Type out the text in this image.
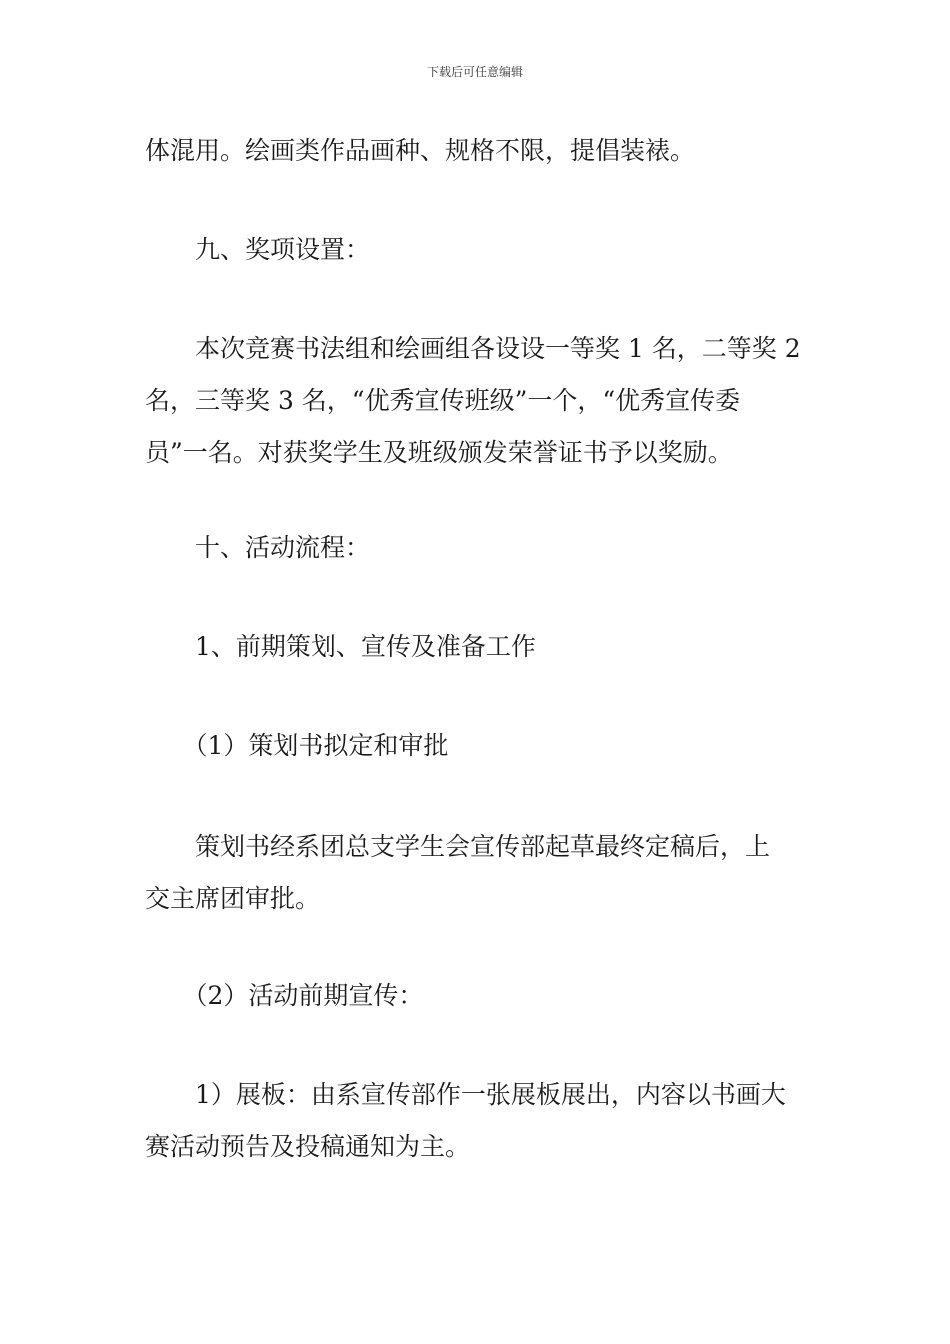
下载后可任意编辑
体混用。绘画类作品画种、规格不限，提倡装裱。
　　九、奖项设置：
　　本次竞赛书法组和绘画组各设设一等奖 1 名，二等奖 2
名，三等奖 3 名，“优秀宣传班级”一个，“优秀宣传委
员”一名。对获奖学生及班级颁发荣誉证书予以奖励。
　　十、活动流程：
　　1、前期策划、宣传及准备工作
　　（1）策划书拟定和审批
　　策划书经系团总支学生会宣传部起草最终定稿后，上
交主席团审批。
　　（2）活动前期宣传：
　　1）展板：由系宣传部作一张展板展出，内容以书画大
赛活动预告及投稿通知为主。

□ □ □ □ □ □ □

▶ [TASK OBJECTIVE] Write out the full set of lines verbatim, without the pictures.

▶ [COMPLETE ANSWER]
Type out the text in this image.
下载后可任意编辑
体混用。绘画类作品画种、规格不限，提倡装裱。
　　九、奖项设置：
　　本次竞赛书法组和绘画组各设设一等奖 1 名，二等奖 2
名，三等奖 3 名，“优秀宣传班级”一个，“优秀宣传委
员”一名。对获奖学生及班级颁发荣誉证书予以奖励。
　　十、活动流程：
　　1、前期策划、宣传及准备工作
　　（1）策划书拟定和审批
　　策划书经系团总支学生会宣传部起草最终定稿后，上
交主席团审批。
　　（2）活动前期宣传：
　　1）展板：由系宣传部作一张展板展出，内容以书画大
赛活动预告及投稿通知为主。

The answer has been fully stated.